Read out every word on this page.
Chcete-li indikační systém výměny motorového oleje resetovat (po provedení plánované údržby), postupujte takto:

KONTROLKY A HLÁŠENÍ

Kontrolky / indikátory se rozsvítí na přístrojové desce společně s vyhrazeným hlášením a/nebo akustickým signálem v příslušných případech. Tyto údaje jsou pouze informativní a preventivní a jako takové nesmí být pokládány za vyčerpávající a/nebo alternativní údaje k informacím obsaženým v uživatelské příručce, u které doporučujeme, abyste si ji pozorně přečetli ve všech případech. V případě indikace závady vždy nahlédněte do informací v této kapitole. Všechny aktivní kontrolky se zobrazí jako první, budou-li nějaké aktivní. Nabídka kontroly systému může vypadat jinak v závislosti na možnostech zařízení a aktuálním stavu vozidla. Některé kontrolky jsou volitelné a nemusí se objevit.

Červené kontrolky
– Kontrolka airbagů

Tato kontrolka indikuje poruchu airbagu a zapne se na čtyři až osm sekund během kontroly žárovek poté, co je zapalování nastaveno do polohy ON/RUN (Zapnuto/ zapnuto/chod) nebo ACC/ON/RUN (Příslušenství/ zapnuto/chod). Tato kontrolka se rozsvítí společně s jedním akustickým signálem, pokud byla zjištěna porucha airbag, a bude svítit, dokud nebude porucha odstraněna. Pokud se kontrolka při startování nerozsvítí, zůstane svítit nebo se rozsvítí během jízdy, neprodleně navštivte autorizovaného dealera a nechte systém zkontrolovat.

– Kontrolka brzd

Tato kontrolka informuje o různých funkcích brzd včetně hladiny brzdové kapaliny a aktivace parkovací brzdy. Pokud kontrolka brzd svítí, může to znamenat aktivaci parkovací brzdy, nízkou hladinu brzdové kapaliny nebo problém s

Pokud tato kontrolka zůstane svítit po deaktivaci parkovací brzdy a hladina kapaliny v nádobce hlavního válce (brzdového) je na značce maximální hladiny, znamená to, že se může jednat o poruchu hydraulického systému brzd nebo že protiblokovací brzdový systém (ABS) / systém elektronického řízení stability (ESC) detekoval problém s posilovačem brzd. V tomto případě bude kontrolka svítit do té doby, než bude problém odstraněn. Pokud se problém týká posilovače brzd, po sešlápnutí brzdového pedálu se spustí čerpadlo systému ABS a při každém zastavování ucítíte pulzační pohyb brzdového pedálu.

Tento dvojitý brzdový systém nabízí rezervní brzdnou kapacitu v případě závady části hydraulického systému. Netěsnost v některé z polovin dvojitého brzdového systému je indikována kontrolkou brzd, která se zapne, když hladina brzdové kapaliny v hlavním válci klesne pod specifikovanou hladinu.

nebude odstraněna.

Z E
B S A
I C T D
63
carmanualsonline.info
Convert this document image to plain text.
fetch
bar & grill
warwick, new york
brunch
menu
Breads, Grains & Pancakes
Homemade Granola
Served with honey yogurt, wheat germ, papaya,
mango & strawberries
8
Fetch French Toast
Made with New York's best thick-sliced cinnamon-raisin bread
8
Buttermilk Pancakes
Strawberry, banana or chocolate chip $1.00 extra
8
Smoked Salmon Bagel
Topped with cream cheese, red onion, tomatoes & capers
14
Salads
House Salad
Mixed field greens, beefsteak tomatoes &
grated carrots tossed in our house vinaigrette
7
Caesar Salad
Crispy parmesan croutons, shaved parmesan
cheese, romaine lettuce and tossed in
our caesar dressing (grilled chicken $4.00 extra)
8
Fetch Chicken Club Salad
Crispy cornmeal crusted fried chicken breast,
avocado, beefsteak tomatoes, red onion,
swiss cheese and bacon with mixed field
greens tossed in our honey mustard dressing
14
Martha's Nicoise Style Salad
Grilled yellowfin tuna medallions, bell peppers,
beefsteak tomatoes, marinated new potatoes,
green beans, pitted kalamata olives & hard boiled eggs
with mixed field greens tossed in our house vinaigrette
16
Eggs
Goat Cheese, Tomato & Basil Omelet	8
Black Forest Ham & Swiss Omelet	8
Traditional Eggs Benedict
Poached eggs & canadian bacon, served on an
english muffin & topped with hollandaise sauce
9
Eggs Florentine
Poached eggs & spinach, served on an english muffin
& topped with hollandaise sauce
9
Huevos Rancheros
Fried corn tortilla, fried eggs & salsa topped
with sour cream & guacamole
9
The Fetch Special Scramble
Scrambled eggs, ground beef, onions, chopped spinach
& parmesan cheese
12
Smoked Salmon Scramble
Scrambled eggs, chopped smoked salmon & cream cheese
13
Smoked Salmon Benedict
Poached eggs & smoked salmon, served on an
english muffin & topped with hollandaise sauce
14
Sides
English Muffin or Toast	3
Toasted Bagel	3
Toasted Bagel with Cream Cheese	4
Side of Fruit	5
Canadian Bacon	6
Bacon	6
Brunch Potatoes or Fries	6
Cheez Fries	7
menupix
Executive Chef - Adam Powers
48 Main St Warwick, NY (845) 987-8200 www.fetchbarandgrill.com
--*--
◆ DIRECTIONS: Indicate how many lines of the material include the word "dressing"; the number alone is required.

◆ WRITTEN SOLUTION: 2